- Stated exercise:
Every line of the data that contains the string "Insurer" must be copied.

Start Records for the task

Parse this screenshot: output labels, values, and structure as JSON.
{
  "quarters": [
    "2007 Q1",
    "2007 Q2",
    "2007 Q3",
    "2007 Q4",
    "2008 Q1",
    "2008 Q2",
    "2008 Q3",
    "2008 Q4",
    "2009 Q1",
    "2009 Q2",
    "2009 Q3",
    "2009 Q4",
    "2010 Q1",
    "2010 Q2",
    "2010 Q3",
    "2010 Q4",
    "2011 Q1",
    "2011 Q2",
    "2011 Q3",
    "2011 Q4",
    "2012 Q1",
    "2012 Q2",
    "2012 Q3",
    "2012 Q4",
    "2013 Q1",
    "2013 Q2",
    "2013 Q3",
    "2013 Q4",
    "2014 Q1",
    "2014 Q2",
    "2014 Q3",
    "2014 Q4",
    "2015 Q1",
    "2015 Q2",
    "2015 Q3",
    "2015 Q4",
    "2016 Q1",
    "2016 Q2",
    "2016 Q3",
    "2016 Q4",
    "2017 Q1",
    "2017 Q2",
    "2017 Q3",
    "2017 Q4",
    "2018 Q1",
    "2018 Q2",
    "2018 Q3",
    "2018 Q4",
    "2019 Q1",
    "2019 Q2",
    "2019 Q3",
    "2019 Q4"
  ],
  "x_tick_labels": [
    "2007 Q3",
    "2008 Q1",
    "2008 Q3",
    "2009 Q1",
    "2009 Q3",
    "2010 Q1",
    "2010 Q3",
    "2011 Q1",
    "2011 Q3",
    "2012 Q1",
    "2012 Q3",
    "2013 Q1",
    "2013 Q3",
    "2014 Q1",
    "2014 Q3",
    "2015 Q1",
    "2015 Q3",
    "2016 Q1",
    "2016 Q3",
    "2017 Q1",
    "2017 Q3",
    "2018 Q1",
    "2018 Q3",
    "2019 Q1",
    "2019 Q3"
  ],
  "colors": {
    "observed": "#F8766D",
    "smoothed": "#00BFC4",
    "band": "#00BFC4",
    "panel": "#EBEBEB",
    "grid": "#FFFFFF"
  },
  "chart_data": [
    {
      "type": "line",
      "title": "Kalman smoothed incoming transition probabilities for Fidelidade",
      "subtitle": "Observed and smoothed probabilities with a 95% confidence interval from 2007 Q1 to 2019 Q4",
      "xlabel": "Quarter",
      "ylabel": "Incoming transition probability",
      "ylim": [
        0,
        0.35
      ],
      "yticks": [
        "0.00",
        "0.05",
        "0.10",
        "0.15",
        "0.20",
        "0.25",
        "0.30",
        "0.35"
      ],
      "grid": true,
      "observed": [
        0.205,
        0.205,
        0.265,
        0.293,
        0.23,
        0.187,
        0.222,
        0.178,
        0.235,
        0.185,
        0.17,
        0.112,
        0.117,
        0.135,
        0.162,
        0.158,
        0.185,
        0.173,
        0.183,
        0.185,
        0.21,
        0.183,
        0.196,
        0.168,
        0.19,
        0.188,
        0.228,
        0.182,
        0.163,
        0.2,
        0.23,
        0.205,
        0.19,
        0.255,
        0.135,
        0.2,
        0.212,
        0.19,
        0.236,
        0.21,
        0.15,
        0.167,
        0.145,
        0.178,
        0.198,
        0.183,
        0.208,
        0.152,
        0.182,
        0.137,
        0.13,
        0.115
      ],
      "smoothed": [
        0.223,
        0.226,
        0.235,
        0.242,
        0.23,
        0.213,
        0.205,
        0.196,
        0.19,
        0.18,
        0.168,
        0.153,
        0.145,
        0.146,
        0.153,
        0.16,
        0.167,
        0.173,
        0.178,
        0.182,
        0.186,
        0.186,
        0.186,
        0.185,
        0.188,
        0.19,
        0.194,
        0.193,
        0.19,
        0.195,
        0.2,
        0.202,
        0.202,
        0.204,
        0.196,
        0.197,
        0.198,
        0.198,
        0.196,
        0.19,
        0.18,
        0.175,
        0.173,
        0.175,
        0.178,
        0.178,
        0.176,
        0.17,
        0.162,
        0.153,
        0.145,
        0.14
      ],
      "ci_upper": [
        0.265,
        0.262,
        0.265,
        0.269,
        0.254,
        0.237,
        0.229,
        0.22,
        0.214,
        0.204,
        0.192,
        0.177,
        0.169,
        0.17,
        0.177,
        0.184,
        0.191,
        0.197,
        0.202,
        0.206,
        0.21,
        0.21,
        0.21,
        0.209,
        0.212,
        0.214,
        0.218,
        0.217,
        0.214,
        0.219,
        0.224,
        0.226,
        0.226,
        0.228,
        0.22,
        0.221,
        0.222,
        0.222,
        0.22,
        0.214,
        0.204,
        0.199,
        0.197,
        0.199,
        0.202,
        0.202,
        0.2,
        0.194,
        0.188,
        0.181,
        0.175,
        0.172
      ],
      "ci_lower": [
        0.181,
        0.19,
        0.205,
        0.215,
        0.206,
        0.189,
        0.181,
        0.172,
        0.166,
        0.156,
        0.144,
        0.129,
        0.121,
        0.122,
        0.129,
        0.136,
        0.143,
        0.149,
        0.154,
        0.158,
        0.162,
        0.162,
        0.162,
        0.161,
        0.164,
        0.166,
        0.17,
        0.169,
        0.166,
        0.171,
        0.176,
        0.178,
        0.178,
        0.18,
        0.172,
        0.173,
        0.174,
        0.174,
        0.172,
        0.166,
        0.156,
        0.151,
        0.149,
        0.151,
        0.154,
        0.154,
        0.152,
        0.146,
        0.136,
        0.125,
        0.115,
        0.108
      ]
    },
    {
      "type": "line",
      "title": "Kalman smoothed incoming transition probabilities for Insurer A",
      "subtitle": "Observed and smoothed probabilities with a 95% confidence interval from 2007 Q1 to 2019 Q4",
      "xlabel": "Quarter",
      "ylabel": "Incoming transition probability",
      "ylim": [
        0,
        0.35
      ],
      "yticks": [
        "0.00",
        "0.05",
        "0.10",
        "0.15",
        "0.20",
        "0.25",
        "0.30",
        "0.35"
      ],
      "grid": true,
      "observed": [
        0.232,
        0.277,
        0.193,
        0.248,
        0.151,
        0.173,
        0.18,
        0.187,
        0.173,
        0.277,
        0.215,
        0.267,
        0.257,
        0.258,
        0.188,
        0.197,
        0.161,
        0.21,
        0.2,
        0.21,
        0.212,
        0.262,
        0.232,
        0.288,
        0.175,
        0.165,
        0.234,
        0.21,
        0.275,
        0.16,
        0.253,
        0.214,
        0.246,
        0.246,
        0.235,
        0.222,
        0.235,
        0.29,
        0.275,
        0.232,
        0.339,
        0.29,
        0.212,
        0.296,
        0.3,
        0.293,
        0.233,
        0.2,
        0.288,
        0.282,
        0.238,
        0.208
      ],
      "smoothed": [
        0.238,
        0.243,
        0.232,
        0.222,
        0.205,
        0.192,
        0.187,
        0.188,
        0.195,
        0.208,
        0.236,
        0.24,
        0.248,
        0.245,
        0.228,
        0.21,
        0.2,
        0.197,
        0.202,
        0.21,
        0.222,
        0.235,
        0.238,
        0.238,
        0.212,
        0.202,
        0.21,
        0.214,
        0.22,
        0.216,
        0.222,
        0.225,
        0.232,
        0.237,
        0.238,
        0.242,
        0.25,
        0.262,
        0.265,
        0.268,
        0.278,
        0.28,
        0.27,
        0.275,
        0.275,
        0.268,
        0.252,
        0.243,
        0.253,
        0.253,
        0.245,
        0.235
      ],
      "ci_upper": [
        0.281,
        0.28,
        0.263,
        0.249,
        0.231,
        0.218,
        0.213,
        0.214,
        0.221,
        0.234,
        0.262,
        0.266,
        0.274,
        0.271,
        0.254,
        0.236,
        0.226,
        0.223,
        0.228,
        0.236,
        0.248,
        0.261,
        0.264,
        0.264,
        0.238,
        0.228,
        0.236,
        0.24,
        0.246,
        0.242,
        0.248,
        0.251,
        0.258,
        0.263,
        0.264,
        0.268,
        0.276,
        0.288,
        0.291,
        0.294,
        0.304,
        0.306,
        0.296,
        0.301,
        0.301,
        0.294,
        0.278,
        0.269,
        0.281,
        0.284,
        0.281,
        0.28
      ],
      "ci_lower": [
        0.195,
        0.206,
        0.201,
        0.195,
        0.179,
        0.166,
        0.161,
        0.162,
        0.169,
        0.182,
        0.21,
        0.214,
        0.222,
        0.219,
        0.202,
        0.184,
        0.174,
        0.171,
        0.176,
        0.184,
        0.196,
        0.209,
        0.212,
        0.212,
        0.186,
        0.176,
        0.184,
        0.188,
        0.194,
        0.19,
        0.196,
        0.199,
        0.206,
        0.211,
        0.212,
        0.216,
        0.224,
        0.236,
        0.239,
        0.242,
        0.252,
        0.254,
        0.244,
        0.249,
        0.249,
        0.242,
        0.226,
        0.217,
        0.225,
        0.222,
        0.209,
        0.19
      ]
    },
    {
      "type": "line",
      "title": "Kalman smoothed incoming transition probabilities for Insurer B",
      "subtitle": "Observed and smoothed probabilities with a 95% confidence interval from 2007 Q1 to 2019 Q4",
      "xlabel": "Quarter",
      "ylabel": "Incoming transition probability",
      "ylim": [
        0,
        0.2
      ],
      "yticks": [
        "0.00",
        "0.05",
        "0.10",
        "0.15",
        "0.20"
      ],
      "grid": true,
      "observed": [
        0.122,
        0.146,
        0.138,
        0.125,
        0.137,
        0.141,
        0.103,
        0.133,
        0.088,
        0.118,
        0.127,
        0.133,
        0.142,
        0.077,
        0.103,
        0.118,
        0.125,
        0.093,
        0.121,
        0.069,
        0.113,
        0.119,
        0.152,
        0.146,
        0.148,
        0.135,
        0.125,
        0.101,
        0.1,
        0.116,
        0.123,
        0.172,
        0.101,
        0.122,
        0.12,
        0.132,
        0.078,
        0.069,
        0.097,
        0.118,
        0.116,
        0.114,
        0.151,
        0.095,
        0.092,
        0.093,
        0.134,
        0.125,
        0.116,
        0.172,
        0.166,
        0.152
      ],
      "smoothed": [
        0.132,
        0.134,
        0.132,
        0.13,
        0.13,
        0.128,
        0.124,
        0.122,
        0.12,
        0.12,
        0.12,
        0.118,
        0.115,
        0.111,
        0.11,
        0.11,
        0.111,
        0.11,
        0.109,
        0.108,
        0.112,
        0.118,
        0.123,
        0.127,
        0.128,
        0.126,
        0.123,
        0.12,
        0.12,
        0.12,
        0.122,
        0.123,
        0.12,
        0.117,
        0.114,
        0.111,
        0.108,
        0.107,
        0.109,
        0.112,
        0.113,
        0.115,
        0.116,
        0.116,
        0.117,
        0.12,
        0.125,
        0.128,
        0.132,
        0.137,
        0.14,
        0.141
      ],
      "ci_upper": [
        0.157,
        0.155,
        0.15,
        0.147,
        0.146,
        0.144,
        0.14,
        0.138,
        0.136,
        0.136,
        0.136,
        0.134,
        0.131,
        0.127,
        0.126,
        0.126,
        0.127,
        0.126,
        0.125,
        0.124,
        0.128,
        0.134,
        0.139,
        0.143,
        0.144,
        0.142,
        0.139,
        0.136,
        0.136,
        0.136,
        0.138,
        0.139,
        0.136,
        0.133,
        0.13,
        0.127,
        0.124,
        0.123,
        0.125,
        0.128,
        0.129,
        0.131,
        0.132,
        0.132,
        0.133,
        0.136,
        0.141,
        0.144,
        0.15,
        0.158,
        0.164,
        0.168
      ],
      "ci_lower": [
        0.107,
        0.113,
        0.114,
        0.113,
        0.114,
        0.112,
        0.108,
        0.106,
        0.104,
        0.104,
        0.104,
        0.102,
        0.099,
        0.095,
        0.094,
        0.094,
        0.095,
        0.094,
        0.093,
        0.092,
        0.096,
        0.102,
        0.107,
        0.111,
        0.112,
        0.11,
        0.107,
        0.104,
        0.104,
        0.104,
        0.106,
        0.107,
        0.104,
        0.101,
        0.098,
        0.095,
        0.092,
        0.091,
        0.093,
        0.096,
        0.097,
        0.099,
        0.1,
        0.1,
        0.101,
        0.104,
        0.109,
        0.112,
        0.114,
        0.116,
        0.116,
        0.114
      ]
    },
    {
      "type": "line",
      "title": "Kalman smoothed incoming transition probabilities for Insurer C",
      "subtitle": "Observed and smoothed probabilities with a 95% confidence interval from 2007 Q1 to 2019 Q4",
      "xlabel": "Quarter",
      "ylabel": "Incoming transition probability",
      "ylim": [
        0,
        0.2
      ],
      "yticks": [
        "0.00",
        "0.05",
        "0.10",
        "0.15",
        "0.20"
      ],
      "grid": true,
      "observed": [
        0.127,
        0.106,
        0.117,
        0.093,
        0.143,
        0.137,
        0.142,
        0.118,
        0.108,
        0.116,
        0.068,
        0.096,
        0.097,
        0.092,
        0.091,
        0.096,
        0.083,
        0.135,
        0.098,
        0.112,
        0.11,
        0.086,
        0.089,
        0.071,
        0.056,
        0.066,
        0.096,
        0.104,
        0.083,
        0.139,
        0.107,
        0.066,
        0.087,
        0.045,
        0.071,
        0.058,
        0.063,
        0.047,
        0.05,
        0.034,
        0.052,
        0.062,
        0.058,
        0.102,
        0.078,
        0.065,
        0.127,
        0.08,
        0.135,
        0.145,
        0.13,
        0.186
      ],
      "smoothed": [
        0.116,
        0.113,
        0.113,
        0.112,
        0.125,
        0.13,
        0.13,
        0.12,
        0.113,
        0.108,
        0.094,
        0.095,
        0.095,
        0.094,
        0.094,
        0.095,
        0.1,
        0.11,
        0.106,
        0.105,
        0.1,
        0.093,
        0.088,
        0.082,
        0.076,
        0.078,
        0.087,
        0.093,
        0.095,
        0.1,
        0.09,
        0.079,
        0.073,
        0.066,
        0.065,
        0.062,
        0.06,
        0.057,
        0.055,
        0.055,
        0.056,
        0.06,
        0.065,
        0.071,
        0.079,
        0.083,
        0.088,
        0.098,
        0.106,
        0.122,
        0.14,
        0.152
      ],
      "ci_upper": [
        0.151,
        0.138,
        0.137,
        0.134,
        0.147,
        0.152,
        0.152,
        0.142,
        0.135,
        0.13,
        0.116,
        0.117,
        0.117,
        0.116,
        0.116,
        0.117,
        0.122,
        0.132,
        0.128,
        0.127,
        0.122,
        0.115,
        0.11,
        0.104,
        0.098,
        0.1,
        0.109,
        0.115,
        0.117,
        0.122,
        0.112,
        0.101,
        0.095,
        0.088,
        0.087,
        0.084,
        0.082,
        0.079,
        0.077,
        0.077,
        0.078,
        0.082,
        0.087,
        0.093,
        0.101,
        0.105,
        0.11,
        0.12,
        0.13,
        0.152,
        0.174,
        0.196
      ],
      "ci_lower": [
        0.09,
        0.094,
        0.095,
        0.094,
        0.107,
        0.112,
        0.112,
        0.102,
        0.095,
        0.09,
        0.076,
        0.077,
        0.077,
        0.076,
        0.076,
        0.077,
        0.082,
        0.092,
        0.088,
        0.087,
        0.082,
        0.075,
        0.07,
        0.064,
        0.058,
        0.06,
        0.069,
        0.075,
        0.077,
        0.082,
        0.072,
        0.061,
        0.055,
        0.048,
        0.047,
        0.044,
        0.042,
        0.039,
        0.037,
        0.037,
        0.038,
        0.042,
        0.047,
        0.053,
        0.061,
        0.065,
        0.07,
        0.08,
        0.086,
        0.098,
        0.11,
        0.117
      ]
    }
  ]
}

End Records for the task

- Reply:
      "title": "Kalman smoothed incoming transition probabilities for Insurer A",
      "title": "Kalman smoothed incoming transition probabilities for Insurer B",
      "title": "Kalman smoothed incoming transition probabilities for Insurer C",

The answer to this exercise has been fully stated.